Scan the data below for the string "Mittelstr". Copy every line where it appears.

--- Start EXTRACTED INFORMATION ---

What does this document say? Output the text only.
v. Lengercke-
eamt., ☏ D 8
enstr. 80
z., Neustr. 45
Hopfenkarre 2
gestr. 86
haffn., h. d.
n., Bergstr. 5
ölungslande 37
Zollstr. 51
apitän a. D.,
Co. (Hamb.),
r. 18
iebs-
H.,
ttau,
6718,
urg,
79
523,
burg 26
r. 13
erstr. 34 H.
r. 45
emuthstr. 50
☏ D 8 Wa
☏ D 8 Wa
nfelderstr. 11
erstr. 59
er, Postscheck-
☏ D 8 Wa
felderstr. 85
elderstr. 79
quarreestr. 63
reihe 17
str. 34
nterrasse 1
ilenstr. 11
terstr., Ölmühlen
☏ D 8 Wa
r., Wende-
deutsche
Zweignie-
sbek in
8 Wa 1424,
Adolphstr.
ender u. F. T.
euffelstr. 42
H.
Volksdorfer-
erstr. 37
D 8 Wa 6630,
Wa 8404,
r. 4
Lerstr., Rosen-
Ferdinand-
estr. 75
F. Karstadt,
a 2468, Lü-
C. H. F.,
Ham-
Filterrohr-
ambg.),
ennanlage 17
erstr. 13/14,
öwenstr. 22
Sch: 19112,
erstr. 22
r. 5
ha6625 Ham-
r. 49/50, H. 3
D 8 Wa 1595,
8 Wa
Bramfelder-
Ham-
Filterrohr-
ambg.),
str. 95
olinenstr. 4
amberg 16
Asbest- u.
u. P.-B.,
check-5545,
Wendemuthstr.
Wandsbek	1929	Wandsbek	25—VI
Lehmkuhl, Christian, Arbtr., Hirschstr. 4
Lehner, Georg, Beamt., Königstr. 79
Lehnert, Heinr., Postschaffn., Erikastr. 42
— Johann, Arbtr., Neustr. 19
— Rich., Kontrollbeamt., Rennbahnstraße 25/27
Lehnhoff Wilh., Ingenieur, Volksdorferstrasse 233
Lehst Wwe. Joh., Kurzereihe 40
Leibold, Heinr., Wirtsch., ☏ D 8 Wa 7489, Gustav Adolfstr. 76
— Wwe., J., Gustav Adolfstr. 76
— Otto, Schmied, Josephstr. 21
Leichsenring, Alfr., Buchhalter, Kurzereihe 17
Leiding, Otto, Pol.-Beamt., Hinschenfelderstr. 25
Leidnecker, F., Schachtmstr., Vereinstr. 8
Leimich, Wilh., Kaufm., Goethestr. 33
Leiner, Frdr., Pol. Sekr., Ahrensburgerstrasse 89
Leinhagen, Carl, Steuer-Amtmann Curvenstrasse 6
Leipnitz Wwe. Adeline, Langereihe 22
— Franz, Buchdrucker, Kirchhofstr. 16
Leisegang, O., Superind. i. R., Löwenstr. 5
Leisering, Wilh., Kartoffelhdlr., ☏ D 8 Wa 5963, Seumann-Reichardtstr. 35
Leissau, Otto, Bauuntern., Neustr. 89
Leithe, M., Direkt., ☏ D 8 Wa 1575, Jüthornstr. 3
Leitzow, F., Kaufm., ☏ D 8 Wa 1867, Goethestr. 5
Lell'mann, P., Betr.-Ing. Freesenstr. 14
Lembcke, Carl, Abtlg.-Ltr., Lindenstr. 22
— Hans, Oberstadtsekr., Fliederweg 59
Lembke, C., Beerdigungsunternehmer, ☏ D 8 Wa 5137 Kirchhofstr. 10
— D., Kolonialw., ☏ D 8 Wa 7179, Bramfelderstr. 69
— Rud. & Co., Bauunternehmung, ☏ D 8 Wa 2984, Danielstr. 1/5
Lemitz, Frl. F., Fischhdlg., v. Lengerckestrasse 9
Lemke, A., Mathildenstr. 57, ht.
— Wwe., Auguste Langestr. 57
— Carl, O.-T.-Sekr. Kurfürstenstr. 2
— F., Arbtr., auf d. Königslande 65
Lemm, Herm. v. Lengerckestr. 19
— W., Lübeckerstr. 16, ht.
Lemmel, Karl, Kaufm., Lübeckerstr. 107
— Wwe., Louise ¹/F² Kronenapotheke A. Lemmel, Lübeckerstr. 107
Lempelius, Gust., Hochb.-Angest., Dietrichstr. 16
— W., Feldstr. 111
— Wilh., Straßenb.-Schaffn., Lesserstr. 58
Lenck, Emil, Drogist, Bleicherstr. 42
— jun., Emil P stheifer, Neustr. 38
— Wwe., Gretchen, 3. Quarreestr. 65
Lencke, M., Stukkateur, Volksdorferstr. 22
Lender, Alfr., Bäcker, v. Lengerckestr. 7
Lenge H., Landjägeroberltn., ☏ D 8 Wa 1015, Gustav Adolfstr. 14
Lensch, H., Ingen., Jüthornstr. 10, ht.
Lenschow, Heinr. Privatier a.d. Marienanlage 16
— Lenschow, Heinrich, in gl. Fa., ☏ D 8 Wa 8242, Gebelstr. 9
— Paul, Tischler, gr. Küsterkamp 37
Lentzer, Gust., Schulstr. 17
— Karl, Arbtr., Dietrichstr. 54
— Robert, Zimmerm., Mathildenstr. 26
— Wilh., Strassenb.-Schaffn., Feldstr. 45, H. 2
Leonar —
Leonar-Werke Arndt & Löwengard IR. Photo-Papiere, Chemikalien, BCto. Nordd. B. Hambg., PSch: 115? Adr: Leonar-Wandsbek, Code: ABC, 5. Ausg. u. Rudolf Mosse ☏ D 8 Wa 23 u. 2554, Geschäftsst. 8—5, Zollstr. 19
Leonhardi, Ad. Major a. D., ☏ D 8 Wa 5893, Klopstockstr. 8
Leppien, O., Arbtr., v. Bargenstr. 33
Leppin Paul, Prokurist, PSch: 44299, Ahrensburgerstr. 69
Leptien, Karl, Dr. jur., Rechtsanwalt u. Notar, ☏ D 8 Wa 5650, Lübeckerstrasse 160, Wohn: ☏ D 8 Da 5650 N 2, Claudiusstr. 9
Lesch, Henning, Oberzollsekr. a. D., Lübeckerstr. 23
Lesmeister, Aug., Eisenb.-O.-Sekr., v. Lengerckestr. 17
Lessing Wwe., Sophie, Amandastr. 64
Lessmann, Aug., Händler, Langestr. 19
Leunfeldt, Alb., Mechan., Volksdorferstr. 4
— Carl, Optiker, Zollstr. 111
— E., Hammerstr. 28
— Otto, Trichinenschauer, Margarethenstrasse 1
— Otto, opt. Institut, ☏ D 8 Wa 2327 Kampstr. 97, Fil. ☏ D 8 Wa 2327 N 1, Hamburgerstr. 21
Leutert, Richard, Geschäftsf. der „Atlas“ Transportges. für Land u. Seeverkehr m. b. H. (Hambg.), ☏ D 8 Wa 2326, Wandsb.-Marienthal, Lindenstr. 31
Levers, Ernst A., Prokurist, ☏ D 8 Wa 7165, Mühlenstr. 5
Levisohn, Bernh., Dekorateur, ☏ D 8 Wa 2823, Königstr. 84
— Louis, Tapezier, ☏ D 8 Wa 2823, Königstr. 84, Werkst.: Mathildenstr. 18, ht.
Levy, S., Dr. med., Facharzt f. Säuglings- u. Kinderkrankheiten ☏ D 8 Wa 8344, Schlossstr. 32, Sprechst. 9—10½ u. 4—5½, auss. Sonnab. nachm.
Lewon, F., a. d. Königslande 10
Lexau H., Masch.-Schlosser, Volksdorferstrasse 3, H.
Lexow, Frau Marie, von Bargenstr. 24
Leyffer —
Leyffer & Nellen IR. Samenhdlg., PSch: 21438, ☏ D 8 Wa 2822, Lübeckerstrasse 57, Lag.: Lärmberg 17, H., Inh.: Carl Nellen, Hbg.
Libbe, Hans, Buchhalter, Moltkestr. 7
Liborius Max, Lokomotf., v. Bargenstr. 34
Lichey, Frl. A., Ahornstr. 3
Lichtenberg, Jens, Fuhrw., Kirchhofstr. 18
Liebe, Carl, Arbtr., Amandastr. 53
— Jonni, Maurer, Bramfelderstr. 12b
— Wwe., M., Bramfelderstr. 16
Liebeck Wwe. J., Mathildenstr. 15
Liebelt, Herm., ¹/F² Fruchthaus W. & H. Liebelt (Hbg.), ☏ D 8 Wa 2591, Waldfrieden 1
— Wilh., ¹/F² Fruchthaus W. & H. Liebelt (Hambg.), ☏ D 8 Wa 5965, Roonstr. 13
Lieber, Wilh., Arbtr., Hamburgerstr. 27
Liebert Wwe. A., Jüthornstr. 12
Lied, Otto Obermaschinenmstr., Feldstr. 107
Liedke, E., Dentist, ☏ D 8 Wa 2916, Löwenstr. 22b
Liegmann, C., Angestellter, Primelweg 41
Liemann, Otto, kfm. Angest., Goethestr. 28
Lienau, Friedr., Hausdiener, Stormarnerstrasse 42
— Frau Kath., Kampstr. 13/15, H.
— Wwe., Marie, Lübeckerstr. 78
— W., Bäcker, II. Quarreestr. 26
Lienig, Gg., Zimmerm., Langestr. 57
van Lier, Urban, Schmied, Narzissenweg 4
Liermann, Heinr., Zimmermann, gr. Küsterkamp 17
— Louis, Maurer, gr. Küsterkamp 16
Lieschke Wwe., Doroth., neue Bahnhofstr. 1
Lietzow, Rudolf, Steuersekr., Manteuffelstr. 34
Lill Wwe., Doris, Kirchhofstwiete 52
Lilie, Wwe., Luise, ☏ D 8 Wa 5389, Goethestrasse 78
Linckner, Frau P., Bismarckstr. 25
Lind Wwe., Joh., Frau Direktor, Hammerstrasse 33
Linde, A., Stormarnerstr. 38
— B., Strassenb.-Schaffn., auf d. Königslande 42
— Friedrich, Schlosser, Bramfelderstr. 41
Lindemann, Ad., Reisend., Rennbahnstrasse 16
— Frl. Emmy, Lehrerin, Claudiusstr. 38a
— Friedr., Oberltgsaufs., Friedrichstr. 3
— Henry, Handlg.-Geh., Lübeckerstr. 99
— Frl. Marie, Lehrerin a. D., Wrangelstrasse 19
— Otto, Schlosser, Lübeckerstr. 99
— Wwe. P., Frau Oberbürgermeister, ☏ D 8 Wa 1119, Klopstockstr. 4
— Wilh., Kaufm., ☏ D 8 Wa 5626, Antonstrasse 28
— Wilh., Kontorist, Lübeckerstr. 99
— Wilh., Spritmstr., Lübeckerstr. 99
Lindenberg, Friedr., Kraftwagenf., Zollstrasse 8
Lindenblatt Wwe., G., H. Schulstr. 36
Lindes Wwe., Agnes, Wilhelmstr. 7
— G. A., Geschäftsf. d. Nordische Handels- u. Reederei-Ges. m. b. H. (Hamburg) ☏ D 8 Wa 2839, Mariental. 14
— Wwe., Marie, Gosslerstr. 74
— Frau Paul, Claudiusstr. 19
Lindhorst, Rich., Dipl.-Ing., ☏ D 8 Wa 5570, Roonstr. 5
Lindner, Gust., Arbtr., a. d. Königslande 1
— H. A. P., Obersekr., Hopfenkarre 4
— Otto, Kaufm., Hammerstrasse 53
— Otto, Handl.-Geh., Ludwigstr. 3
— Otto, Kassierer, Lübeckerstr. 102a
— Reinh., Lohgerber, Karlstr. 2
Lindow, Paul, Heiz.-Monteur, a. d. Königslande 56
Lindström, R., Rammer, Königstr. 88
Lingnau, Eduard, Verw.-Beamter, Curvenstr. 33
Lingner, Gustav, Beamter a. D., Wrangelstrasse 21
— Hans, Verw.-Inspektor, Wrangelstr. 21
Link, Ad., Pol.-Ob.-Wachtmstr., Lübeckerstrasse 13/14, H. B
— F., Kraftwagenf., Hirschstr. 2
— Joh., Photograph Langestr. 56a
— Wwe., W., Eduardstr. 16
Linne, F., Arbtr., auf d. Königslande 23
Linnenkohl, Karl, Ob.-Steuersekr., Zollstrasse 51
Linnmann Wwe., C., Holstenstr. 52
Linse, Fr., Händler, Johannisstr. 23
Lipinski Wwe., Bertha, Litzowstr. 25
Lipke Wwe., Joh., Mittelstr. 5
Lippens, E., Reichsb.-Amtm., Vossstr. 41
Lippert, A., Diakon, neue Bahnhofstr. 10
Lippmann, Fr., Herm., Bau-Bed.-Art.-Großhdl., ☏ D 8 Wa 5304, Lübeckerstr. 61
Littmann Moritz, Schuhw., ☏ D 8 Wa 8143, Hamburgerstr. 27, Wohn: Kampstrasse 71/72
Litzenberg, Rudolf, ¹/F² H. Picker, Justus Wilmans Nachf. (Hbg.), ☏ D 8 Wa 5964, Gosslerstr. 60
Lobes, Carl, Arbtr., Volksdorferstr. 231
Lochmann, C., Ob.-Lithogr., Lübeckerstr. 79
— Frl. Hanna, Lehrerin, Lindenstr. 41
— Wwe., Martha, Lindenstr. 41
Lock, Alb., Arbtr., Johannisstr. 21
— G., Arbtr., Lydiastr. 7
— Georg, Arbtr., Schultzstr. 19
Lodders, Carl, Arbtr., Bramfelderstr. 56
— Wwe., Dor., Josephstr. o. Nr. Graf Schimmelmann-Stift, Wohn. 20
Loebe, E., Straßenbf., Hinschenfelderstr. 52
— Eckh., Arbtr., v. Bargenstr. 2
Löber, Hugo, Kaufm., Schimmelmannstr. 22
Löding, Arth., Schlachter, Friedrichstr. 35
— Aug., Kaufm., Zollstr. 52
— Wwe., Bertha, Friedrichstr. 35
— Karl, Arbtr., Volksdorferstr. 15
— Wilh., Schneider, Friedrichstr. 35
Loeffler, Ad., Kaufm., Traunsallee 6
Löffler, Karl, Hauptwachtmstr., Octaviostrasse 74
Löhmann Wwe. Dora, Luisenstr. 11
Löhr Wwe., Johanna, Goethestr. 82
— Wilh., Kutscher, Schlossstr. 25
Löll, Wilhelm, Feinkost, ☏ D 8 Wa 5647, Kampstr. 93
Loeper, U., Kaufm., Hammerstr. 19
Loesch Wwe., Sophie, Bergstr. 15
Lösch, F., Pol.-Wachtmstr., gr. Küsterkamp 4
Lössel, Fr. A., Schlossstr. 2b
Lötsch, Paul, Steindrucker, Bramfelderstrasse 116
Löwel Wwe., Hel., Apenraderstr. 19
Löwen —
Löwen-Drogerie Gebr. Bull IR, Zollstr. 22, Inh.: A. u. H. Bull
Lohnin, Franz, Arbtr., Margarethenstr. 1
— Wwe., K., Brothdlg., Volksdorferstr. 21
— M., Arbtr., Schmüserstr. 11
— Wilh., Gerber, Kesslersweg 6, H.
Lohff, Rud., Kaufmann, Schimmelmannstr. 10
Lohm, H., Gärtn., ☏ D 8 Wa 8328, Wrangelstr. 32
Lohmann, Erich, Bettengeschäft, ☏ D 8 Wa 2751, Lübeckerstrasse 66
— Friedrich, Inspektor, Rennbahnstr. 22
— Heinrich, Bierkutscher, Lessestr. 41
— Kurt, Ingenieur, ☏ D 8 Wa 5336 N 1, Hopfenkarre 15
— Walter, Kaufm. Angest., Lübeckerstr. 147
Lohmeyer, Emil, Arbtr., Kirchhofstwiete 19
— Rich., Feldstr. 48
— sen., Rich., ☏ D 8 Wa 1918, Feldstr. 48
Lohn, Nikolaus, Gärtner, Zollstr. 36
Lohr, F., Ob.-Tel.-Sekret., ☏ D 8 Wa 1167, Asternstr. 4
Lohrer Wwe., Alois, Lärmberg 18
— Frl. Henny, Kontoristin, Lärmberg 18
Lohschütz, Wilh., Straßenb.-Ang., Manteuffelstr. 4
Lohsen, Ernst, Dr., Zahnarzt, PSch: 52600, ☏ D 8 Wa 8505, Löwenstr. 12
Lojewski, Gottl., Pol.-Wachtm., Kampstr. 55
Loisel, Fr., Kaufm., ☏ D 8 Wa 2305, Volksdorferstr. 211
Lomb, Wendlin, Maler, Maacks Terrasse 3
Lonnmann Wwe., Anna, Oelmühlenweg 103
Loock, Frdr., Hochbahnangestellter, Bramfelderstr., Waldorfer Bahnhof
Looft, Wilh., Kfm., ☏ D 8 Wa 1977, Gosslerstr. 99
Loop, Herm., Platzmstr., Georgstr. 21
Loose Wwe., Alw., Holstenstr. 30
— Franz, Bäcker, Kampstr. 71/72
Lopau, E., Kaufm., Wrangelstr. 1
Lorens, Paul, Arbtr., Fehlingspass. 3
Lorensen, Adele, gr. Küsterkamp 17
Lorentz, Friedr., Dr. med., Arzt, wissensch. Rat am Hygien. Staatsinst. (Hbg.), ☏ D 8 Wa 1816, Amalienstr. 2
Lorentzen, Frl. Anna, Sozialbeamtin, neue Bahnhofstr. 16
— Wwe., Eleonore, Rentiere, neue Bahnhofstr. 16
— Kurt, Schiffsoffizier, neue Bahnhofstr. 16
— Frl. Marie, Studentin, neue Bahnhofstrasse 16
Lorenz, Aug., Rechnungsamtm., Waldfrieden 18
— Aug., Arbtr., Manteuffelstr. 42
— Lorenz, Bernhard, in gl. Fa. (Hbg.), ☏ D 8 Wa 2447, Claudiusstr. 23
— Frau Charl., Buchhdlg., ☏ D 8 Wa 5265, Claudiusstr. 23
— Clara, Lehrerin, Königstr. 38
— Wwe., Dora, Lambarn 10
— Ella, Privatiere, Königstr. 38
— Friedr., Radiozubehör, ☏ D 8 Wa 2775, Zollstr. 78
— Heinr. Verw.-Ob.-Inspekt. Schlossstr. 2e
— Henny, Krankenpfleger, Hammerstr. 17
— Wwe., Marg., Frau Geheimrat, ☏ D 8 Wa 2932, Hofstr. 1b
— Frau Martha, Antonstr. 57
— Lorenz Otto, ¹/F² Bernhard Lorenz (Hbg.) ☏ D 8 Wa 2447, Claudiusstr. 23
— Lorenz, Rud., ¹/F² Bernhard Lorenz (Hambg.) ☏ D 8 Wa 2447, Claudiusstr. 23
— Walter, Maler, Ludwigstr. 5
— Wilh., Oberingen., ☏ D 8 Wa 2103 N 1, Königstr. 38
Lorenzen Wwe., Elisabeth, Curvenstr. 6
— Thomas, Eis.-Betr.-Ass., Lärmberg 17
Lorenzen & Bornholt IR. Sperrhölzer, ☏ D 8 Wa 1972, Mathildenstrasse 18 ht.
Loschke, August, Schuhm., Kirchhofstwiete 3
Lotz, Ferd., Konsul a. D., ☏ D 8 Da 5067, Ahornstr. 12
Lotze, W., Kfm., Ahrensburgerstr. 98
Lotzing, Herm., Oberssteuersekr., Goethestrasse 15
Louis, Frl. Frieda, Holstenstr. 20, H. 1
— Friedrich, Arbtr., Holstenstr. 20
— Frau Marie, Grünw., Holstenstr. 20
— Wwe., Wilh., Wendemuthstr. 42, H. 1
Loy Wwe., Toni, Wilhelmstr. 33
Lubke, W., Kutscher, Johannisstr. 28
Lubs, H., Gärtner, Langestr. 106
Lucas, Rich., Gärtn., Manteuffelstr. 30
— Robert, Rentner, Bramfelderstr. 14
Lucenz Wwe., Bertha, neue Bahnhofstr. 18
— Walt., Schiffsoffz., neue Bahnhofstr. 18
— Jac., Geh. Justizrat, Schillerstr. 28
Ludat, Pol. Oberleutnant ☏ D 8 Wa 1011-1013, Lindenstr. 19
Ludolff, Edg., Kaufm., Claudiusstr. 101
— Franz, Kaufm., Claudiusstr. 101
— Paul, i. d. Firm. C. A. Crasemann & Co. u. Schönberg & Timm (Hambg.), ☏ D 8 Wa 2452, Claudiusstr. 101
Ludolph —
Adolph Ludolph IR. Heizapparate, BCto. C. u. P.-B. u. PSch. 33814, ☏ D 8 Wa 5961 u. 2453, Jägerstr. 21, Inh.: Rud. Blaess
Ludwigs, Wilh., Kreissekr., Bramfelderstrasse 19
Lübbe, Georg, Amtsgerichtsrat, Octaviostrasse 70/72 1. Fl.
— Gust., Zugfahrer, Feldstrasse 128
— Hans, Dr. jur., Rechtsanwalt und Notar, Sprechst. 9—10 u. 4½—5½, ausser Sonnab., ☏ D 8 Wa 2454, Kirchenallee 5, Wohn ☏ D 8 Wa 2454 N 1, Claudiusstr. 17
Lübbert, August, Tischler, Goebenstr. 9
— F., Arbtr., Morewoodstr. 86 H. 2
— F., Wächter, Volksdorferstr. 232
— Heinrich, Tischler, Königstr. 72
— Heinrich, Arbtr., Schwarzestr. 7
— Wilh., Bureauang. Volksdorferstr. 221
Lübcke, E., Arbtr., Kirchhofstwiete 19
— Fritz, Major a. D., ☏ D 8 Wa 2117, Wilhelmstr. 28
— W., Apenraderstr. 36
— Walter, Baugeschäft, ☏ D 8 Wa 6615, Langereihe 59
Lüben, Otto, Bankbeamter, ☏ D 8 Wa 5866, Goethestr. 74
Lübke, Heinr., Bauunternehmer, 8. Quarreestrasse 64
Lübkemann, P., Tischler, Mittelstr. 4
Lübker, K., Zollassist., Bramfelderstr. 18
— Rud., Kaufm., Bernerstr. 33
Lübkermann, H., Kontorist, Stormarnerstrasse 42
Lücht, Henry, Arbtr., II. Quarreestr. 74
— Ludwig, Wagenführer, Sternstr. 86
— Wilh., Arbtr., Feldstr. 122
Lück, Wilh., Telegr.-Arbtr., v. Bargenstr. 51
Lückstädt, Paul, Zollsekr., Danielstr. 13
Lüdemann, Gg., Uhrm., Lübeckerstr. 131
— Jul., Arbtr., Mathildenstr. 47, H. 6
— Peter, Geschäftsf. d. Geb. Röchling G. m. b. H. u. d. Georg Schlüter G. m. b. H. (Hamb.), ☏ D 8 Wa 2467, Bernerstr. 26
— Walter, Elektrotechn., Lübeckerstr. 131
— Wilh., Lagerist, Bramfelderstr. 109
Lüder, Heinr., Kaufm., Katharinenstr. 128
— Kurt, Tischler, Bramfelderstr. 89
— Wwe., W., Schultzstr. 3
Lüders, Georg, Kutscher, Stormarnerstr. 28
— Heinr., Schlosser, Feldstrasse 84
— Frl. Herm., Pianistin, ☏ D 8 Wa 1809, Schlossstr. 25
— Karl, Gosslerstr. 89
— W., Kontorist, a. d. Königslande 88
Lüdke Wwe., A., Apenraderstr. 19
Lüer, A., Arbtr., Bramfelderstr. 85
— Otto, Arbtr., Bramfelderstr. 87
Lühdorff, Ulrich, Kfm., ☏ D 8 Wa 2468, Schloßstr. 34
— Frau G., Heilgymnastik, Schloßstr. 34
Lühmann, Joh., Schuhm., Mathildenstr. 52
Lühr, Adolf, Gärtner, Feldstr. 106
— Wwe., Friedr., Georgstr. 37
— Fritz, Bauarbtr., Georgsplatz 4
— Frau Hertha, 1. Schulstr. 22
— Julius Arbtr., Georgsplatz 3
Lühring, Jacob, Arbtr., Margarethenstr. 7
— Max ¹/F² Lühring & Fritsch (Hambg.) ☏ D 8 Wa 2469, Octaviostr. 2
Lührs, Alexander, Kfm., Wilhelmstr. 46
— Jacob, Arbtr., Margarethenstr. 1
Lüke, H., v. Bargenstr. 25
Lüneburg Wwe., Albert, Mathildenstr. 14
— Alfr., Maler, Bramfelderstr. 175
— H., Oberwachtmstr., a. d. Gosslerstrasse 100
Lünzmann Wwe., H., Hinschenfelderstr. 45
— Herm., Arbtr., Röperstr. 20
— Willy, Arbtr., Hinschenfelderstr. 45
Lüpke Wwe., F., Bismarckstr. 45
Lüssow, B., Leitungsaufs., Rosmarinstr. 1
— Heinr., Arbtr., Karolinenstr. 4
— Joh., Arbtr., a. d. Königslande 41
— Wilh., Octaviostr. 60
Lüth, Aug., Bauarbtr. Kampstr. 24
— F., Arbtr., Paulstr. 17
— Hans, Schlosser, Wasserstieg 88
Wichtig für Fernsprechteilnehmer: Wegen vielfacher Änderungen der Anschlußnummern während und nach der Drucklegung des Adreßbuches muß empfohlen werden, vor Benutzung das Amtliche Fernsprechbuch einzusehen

--- End EXTRACTED INFORMATION ---

= EXERCISE SOLUTION =
Lipke Wwe., Joh., Mittelstr. 5
Lübkemann, P., Tischler, Mittelstr. 4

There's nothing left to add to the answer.